- CHALLENGE -
Please restate the following records word for word.
■ ■ ■
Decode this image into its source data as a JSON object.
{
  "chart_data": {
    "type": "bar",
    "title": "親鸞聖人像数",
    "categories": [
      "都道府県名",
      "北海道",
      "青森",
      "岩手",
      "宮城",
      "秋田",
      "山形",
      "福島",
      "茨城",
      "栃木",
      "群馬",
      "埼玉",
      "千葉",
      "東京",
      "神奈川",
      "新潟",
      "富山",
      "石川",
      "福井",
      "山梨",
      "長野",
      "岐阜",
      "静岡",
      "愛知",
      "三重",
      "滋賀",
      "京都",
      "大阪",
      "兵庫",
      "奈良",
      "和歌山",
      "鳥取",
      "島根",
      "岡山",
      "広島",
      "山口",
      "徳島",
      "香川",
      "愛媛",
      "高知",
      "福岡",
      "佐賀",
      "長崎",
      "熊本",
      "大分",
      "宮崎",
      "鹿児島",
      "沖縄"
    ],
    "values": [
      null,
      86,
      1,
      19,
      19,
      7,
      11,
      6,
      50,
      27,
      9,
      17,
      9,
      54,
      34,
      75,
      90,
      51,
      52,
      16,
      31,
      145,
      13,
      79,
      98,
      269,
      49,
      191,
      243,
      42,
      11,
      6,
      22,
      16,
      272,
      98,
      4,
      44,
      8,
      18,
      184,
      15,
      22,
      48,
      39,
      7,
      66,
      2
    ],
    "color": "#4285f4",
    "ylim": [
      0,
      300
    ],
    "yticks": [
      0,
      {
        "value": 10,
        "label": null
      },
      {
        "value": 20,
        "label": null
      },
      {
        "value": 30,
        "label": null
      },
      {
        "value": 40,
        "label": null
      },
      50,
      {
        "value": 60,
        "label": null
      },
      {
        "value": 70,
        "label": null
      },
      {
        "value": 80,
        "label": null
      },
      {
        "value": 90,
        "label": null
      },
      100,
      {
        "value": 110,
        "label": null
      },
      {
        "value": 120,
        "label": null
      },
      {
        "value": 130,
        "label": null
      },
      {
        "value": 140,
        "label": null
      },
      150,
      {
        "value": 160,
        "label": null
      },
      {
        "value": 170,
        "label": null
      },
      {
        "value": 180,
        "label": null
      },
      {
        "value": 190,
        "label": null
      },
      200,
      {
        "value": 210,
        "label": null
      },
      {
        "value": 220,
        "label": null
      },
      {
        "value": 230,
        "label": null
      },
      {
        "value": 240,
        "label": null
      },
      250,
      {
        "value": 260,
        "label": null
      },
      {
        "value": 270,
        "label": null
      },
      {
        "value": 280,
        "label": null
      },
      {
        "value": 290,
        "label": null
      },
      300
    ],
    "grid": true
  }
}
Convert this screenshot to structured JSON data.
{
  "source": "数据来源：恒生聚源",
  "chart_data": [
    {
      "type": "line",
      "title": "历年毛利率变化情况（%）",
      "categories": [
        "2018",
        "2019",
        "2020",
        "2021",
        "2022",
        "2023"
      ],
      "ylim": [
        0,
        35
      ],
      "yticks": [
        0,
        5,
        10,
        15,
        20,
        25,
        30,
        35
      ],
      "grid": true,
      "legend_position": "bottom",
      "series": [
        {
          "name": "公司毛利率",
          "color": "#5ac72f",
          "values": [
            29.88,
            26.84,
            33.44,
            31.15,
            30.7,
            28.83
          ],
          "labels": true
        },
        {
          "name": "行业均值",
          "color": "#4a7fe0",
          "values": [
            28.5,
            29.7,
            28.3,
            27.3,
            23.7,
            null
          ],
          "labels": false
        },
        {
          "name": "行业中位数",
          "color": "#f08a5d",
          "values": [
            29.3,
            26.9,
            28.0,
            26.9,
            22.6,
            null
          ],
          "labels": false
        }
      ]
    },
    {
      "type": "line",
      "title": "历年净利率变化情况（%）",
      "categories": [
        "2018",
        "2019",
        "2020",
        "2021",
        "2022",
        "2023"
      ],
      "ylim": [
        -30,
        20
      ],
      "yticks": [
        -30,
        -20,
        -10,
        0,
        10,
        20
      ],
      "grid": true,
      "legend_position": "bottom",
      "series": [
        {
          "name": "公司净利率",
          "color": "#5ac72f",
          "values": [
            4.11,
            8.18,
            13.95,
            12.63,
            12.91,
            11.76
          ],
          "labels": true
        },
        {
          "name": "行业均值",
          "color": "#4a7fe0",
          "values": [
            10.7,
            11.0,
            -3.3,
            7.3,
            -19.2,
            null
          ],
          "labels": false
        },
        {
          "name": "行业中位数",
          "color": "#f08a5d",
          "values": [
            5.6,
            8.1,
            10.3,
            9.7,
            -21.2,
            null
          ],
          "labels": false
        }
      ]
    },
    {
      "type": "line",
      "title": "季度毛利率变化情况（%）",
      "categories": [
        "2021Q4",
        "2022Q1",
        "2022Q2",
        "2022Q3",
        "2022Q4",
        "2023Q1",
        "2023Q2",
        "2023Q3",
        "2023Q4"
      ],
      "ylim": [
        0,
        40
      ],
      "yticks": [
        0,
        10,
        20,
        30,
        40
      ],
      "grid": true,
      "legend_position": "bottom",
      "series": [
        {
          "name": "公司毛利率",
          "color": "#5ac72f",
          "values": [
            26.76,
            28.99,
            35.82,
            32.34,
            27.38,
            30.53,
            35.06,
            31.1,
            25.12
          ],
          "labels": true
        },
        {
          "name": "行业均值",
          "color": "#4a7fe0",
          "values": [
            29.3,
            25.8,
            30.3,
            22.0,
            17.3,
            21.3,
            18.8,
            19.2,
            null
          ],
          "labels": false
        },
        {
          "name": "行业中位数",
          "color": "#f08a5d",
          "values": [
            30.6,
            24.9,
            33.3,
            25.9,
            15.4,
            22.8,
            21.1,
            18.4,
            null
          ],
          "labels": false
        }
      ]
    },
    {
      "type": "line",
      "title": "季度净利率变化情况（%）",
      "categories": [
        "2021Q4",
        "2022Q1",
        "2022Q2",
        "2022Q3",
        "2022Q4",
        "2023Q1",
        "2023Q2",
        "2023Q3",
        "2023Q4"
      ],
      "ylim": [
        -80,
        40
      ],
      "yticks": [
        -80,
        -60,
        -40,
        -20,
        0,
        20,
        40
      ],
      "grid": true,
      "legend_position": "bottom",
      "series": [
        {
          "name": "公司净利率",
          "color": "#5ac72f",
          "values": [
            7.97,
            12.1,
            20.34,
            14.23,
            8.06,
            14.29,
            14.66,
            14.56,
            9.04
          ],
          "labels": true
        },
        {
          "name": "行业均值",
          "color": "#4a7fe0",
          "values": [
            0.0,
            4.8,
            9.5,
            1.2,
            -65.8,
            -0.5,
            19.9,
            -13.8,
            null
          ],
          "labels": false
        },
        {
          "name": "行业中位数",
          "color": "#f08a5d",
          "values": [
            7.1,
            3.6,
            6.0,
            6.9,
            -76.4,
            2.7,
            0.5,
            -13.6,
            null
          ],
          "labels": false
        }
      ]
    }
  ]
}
■ ■ ■
- RESPONSE TO THIS TASK -
Decode this image into its source data as a JSON object.
{
  "chart_data": {
    "type": "bar",
    "title": "親鸞聖人像数",
    "categories": [
      "都道府県名",
      "北海道",
      "青森",
      "岩手",
      "宮城",
      "秋田",
      "山形",
      "福島",
      "茨城",
      "栃木",
      "群馬",
      "埼玉",
      "千葉",
      "東京",
      "神奈川",
      "新潟",
      "富山",
      "石川",
      "福井",
      "山梨",
      "長野",
      "岐阜",
      "静岡",
      "愛知",
      "三重",
      "滋賀",
      "京都",
      "大阪",
      "兵庫",
      "奈良",
      "和歌山",
      "鳥取",
      "島根",
      "岡山",
      "広島",
      "山口",
      "徳島",
      "香川",
      "愛媛",
      "高知",
      "福岡",
      "佐賀",
      "長崎",
      "熊本",
      "大分",
      "宮崎",
      "鹿児島",
      "沖縄"
    ],
    "values": [
      null,
      86,
      1,
      19,
      19,
      7,
      11,
      6,
      50,
      27,
      9,
      17,
      9,
      54,
      34,
      75,
      90,
      51,
      52,
      16,
      31,
      145,
      13,
      79,
      98,
      269,
      49,
      191,
      243,
      42,
      11,
      6,
      22,
      16,
      272,
      98,
      4,
      44,
      8,
      18,
      184,
      15,
      22,
      48,
      39,
      7,
      66,
      2
    ],
    "color": "#4285f4",
    "ylim": [
      0,
      300
    ],
    "yticks": [
      0,
      {
        "value": 10,
        "label": null
      },
      {
        "value": 20,
        "label": null
      },
      {
        "value": 30,
        "label": null
      },
      {
        "value": 40,
        "label": null
      },
      50,
      {
        "value": 60,
        "label": null
      },
      {
        "value": 70,
        "label": null
      },
      {
        "value": 80,
        "label": null
      },
      {
        "value": 90,
        "label": null
      },
      100,
      {
        "value": 110,
        "label": null
      },
      {
        "value": 120,
        "label": null
      },
      {
        "value": 130,
        "label": null
      },
      {
        "value": 140,
        "label": null
      },
      150,
      {
        "value": 160,
        "label": null
      },
      {
        "value": 170,
        "label": null
      },
      {
        "value": 180,
        "label": null
      },
      {
        "value": 190,
        "label": null
      },
      200,
      {
        "value": 210,
        "label": null
      },
      {
        "value": 220,
        "label": null
      },
      {
        "value": 230,
        "label": null
      },
      {
        "value": 240,
        "label": null
      },
      250,
      {
        "value": 260,
        "label": null
      },
      {
        "value": 270,
        "label": null
      },
      {
        "value": 280,
        "label": null
      },
      {
        "value": 290,
        "label": null
      },
      300
    ],
    "grid": true
  }
}
Convert this screenshot to structured JSON data.
{
  "source": "数据来源：恒生聚源",
  "chart_data": [
    {
      "type": "line",
      "title": "历年毛利率变化情况（%）",
      "categories": [
        "2018",
        "2019",
        "2020",
        "2021",
        "2022",
        "2023"
      ],
      "ylim": [
        0,
        35
      ],
      "yticks": [
        0,
        5,
        10,
        15,
        20,
        25,
        30,
        35
      ],
      "grid": true,
      "legend_position": "bottom",
      "series": [
        {
          "name": "公司毛利率",
          "color": "#5ac72f",
          "values": [
            29.88,
            26.84,
            33.44,
            31.15,
            30.7,
            28.83
          ],
          "labels": true
        },
        {
          "name": "行业均值",
          "color": "#4a7fe0",
          "values": [
            28.5,
            29.7,
            28.3,
            27.3,
            23.7,
            null
          ],
          "labels": false
        },
        {
          "name": "行业中位数",
          "color": "#f08a5d",
          "values": [
            29.3,
            26.9,
            28.0,
            26.9,
            22.6,
            null
          ],
          "labels": false
        }
      ]
    },
    {
      "type": "line",
      "title": "历年净利率变化情况（%）",
      "categories": [
        "2018",
        "2019",
        "2020",
        "2021",
        "2022",
        "2023"
      ],
      "ylim": [
        -30,
        20
      ],
      "yticks": [
        -30,
        -20,
        -10,
        0,
        10,
        20
      ],
      "grid": true,
      "legend_position": "bottom",
      "series": [
        {
          "name": "公司净利率",
          "color": "#5ac72f",
          "values": [
            4.11,
            8.18,
            13.95,
            12.63,
            12.91,
            11.76
          ],
          "labels": true
        },
        {
          "name": "行业均值",
          "color": "#4a7fe0",
          "values": [
            10.7,
            11.0,
            -3.3,
            7.3,
            -19.2,
            null
          ],
          "labels": false
        },
        {
          "name": "行业中位数",
          "color": "#f08a5d",
          "values": [
            5.6,
            8.1,
            10.3,
            9.7,
            -21.2,
            null
          ],
          "labels": false
        }
      ]
    },
    {
      "type": "line",
      "title": "季度毛利率变化情况（%）",
      "categories": [
        "2021Q4",
        "2022Q1",
        "2022Q2",
        "2022Q3",
        "2022Q4",
        "2023Q1",
        "2023Q2",
        "2023Q3",
        "2023Q4"
      ],
      "ylim": [
        0,
        40
      ],
      "yticks": [
        0,
        10,
        20,
        30,
        40
      ],
      "grid": true,
      "legend_position": "bottom",
      "series": [
        {
          "name": "公司毛利率",
          "color": "#5ac72f",
          "values": [
            26.76,
            28.99,
            35.82,
            32.34,
            27.38,
            30.53,
            35.06,
            31.1,
            25.12
          ],
          "labels": true
        },
        {
          "name": "行业均值",
          "color": "#4a7fe0",
          "values": [
            29.3,
            25.8,
            30.3,
            22.0,
            17.3,
            21.3,
            18.8,
            19.2,
            null
          ],
          "labels": false
        },
        {
          "name": "行业中位数",
          "color": "#f08a5d",
          "values": [
            30.6,
            24.9,
            33.3,
            25.9,
            15.4,
            22.8,
            21.1,
            18.4,
            null
          ],
          "labels": false
        }
      ]
    },
    {
      "type": "line",
      "title": "季度净利率变化情况（%）",
      "categories": [
        "2021Q4",
        "2022Q1",
        "2022Q2",
        "2022Q3",
        "2022Q4",
        "2023Q1",
        "2023Q2",
        "2023Q3",
        "2023Q4"
      ],
      "ylim": [
        -80,
        40
      ],
      "yticks": [
        -80,
        -60,
        -40,
        -20,
        0,
        20,
        40
      ],
      "grid": true,
      "legend_position": "bottom",
      "series": [
        {
          "name": "公司净利率",
          "color": "#5ac72f",
          "values": [
            7.97,
            12.1,
            20.34,
            14.23,
            8.06,
            14.29,
            14.66,
            14.56,
            9.04
          ],
          "labels": true
        },
        {
          "name": "行业均值",
          "color": "#4a7fe0",
          "values": [
            0.0,
            4.8,
            9.5,
            1.2,
            -65.8,
            -0.5,
            19.9,
            -13.8,
            null
          ],
          "labels": false
        },
        {
          "name": "行业中位数",
          "color": "#f08a5d",
          "values": [
            7.1,
            3.6,
            6.0,
            6.9,
            -76.4,
            2.7,
            0.5,
            -13.6,
            null
          ],
          "labels": false
        }
      ]
    }
  ]
}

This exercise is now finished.